**SHORT EXERCISE**. Go through the listing and pick out each line with the word "title" in it.

**TASK INPUT**.
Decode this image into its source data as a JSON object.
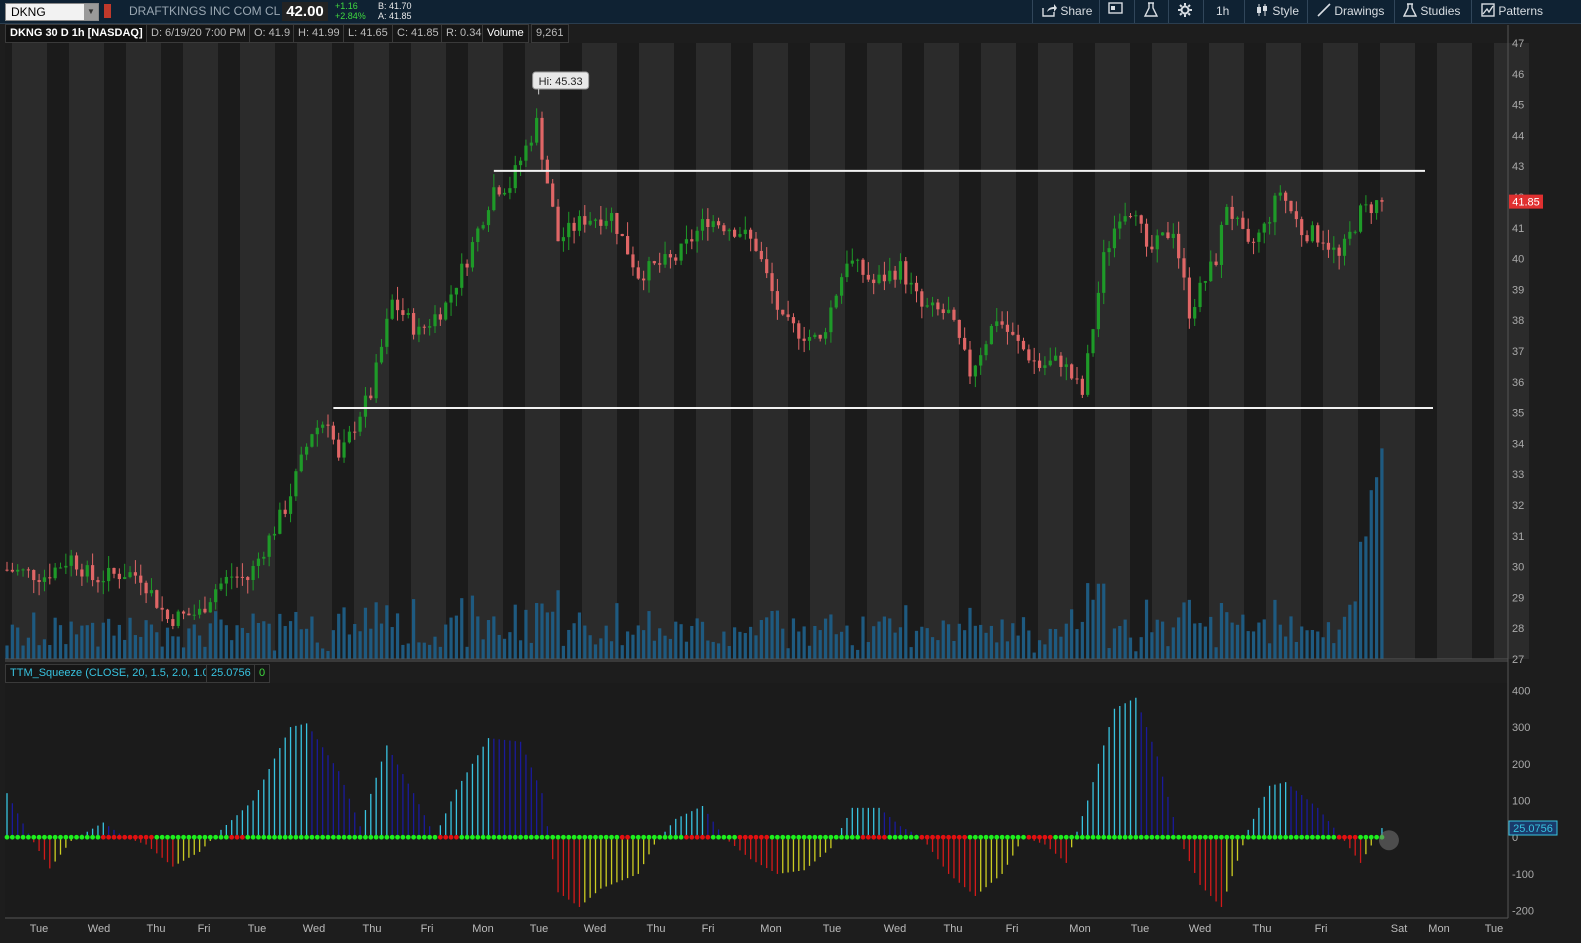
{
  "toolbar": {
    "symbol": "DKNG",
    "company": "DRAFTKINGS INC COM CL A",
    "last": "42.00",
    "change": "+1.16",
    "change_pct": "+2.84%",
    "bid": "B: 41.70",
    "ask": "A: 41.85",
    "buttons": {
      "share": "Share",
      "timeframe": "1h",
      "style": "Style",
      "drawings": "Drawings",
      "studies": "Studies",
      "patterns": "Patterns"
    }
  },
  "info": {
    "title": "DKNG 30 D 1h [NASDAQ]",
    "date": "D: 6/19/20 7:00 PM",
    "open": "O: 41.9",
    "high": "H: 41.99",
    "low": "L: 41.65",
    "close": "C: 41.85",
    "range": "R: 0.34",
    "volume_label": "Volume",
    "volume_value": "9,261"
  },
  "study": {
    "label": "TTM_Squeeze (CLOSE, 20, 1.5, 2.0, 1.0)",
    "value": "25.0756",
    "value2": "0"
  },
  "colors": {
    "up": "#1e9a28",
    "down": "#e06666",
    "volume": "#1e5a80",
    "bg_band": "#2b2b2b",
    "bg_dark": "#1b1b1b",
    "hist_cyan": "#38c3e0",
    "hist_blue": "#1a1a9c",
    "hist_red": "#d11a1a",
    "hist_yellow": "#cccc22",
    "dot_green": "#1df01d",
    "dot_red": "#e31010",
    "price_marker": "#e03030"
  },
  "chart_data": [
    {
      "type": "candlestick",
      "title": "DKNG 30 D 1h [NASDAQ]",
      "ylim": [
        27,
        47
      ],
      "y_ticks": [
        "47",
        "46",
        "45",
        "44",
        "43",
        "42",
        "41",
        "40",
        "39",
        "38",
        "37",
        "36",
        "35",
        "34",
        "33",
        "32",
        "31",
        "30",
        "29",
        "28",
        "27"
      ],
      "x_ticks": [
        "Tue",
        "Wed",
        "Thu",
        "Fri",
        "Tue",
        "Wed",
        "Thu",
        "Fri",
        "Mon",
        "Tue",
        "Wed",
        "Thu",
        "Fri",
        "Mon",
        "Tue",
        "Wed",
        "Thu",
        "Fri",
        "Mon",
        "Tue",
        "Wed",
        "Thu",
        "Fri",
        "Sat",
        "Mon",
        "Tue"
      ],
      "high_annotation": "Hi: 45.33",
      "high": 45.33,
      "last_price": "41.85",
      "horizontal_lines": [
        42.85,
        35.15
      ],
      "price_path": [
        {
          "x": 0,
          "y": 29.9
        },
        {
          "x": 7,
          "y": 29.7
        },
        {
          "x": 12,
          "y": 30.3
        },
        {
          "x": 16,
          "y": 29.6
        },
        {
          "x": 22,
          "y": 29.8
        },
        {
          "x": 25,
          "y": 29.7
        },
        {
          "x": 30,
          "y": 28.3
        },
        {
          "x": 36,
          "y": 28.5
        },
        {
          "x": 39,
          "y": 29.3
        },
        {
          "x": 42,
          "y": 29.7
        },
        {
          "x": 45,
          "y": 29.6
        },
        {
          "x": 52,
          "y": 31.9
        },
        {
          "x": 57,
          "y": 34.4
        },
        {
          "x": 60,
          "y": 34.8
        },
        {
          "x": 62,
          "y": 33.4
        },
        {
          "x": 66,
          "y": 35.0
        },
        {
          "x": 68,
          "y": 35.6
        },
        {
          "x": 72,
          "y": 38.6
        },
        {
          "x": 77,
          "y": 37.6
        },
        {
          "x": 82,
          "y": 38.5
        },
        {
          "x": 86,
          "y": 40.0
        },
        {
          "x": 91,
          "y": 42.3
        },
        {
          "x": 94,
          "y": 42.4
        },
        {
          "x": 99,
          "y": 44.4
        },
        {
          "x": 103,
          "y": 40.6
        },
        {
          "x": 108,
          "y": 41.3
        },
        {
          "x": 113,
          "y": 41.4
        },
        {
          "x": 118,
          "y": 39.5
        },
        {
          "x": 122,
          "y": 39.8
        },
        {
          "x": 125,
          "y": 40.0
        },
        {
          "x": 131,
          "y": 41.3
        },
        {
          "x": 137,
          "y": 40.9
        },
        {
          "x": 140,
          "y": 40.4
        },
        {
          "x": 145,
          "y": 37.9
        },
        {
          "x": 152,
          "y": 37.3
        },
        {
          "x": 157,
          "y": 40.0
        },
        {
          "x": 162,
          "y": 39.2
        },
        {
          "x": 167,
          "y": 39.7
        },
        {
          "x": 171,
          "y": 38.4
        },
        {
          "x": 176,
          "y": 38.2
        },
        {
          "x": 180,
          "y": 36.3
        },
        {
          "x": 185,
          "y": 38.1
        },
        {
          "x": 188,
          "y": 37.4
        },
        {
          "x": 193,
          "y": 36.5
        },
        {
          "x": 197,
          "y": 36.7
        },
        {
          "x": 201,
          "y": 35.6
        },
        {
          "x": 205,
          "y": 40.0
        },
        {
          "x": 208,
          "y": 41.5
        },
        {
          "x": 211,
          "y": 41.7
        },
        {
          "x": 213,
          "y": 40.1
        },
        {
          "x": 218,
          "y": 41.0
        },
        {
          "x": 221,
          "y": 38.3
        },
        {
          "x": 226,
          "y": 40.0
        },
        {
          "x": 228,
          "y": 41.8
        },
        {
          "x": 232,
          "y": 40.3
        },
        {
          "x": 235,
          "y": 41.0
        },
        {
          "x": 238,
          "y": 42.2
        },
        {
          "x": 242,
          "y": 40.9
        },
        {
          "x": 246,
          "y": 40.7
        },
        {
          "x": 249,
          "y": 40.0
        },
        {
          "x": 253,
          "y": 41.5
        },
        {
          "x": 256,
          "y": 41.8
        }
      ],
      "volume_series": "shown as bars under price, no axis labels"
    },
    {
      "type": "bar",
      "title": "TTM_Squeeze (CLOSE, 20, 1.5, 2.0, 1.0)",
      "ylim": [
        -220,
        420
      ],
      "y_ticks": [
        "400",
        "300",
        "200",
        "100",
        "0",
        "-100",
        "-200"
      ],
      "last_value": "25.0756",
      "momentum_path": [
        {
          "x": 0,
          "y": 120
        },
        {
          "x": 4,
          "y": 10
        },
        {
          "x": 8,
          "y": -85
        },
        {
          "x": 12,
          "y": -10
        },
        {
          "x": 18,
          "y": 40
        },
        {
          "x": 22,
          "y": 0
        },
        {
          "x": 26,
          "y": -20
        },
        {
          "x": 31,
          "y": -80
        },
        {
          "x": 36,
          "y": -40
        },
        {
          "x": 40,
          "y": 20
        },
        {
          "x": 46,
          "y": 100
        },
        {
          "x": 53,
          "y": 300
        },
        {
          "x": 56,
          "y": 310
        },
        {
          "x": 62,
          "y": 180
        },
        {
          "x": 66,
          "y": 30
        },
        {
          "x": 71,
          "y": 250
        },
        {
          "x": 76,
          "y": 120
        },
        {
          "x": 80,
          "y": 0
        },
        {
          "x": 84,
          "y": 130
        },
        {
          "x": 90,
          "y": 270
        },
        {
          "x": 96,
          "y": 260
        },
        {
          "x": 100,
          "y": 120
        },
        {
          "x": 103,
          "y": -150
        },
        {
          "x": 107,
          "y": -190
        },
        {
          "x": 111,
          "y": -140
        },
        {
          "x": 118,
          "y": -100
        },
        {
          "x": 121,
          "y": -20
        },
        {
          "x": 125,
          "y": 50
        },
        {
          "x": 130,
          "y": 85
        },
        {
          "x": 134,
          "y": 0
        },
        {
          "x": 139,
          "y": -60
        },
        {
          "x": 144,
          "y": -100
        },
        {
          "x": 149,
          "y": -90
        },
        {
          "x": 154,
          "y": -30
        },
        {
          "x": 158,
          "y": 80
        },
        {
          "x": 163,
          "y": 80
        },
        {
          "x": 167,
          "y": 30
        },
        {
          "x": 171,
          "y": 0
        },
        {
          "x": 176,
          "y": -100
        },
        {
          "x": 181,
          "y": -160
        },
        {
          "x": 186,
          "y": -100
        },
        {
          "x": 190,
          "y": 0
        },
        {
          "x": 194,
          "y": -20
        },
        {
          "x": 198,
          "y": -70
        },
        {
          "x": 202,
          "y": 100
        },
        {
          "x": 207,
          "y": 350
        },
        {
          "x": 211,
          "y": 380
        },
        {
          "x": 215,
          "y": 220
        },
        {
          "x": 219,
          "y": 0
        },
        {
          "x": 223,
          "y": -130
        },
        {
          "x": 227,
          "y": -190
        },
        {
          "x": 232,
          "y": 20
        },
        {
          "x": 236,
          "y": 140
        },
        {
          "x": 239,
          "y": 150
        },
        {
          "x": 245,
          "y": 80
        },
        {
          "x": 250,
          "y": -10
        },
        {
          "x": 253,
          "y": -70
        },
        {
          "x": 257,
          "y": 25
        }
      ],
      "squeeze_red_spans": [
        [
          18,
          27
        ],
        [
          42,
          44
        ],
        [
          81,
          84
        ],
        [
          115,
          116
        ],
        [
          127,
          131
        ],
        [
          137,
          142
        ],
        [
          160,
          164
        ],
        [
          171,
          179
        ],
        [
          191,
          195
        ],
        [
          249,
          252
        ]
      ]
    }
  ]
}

**FINAL RESULT**.
    "title": "DKNG 30 D 1h [NASDAQ]",
      "title": "DKNG 30 D 1h [NASDAQ]",
      "title": "TTM_Squeeze (CLOSE, 20, 1.5, 2.0, 1.0)",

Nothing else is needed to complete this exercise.